Required work>
From the entries provided below, copy each line that contains the word "brighten".
─── Data supplied
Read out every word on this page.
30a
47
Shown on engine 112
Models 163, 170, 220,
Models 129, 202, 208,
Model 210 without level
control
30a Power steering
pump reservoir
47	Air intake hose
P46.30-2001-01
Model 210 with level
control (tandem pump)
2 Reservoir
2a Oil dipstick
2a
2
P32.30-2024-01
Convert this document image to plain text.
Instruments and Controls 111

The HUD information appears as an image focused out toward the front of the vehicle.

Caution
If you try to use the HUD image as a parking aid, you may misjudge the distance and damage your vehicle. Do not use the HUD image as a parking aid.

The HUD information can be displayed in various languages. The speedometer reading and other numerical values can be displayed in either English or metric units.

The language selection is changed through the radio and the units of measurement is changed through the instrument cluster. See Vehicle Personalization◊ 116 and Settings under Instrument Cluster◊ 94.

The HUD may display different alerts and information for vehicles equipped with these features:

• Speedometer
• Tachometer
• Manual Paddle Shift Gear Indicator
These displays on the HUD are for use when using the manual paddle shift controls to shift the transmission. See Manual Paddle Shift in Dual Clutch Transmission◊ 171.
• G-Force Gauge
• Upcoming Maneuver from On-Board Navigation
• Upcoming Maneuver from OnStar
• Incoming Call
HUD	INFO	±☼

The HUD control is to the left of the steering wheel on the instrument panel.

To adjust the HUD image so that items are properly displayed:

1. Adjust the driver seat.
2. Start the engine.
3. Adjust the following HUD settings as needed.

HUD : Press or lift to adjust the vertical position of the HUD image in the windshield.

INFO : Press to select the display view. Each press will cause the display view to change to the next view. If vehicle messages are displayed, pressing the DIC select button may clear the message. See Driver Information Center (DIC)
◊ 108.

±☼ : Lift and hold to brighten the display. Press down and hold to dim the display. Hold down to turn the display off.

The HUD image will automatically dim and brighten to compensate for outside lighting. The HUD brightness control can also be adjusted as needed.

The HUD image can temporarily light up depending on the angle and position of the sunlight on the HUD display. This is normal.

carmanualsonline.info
──────
Task result>
±☼ : Lift and hold to brighten the display. Press down and hold to dim the display. Hold down to turn the display off.
The HUD image will automatically dim and brighten to compensate for outside lighting. The HUD brightness control can also be adjusted as needed.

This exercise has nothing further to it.